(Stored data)
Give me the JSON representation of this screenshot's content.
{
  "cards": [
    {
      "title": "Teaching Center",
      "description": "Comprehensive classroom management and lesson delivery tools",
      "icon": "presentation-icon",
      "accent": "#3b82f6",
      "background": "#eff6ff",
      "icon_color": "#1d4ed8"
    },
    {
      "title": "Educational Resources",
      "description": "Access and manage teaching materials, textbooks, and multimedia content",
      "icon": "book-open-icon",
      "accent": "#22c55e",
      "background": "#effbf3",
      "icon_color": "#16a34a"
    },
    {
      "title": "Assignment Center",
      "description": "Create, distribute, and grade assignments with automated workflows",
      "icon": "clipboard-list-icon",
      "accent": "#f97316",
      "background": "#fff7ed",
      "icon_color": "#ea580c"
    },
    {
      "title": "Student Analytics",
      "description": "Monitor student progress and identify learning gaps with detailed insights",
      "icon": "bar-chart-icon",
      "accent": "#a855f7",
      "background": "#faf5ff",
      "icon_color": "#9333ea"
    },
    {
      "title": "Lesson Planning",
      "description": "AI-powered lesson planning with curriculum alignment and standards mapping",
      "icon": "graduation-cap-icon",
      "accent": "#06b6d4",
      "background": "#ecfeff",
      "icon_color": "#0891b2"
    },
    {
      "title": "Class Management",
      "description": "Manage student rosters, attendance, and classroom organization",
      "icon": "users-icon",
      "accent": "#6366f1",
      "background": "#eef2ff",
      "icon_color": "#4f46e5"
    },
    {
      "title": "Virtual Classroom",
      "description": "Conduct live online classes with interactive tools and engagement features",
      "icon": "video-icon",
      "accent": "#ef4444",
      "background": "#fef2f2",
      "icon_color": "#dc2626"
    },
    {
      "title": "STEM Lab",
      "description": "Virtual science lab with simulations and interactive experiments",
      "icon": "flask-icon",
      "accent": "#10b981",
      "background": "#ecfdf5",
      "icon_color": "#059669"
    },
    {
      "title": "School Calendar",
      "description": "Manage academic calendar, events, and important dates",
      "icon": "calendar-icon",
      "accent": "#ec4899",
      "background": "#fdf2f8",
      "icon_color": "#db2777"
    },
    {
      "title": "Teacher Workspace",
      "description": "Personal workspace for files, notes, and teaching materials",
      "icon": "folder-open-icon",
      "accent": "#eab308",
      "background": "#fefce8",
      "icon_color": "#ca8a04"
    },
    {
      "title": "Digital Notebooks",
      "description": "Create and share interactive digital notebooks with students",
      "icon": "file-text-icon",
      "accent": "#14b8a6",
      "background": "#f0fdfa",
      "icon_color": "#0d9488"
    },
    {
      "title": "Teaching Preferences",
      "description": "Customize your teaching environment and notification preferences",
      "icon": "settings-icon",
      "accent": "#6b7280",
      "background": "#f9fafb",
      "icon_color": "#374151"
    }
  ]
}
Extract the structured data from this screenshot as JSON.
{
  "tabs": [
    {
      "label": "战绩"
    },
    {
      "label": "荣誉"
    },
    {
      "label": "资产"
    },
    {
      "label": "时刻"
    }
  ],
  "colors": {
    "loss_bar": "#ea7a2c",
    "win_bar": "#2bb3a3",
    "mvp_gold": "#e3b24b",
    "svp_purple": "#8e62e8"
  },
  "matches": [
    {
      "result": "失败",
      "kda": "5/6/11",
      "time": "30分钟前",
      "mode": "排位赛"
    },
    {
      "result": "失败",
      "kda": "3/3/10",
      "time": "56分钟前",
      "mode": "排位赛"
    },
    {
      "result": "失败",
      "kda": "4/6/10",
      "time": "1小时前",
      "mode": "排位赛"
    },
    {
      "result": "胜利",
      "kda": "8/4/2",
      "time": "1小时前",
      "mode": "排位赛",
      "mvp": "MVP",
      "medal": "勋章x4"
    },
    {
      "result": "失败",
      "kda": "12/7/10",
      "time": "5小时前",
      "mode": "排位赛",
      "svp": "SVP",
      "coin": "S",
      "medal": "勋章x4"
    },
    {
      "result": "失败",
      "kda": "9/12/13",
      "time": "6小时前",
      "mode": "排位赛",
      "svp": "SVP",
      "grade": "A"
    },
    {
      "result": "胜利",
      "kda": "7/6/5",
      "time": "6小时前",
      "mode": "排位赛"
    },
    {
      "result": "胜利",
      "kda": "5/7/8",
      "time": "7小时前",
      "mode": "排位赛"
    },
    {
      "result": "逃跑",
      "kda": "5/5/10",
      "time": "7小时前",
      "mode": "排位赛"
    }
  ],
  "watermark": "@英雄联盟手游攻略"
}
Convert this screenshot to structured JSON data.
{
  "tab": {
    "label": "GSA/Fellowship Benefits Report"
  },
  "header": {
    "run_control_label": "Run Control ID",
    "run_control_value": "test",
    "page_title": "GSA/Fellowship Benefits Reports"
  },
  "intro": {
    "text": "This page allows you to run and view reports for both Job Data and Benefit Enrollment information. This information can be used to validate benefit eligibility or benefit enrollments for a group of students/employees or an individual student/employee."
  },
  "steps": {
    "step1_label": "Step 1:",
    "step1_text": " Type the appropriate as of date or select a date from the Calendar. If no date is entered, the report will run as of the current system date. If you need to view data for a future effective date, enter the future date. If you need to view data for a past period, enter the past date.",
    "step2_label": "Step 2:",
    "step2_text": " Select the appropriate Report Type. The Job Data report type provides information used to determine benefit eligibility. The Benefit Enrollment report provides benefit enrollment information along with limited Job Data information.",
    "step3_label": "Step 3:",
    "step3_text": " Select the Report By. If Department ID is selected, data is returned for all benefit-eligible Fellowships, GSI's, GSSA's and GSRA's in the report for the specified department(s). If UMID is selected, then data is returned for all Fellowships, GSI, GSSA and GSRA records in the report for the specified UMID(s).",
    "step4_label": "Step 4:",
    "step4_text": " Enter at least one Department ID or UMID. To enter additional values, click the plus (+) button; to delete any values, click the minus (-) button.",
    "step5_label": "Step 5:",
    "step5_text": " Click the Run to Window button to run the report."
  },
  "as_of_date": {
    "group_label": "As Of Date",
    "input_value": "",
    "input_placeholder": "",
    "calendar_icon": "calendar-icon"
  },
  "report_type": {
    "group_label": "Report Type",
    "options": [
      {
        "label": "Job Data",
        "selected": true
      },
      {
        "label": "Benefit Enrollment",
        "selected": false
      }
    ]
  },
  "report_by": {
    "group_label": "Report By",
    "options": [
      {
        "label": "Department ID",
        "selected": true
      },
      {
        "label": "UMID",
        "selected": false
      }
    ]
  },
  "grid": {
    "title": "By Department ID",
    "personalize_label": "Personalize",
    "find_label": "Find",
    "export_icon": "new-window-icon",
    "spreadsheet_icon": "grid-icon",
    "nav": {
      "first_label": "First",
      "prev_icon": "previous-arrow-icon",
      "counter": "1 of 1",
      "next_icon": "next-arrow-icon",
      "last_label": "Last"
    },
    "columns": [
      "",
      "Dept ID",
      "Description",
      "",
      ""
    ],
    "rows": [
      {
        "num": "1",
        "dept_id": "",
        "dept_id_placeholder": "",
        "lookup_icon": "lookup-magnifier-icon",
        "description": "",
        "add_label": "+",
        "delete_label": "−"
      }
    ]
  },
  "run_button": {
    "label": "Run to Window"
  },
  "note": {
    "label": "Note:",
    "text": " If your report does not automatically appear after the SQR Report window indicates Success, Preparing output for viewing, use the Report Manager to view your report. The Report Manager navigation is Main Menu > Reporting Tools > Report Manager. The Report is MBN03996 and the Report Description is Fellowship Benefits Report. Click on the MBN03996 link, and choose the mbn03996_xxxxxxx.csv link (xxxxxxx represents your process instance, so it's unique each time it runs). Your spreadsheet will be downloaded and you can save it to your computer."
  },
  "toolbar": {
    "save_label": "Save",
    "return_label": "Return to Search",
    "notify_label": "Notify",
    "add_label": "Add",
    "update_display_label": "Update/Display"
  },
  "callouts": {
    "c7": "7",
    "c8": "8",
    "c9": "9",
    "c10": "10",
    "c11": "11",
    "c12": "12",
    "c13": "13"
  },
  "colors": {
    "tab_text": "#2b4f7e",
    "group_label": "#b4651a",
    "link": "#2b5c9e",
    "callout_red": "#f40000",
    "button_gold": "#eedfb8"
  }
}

* [SET PROBLEM]: Each line containing the word "information" counts once; report the total alone.

* [FULL OUTPUT]: 2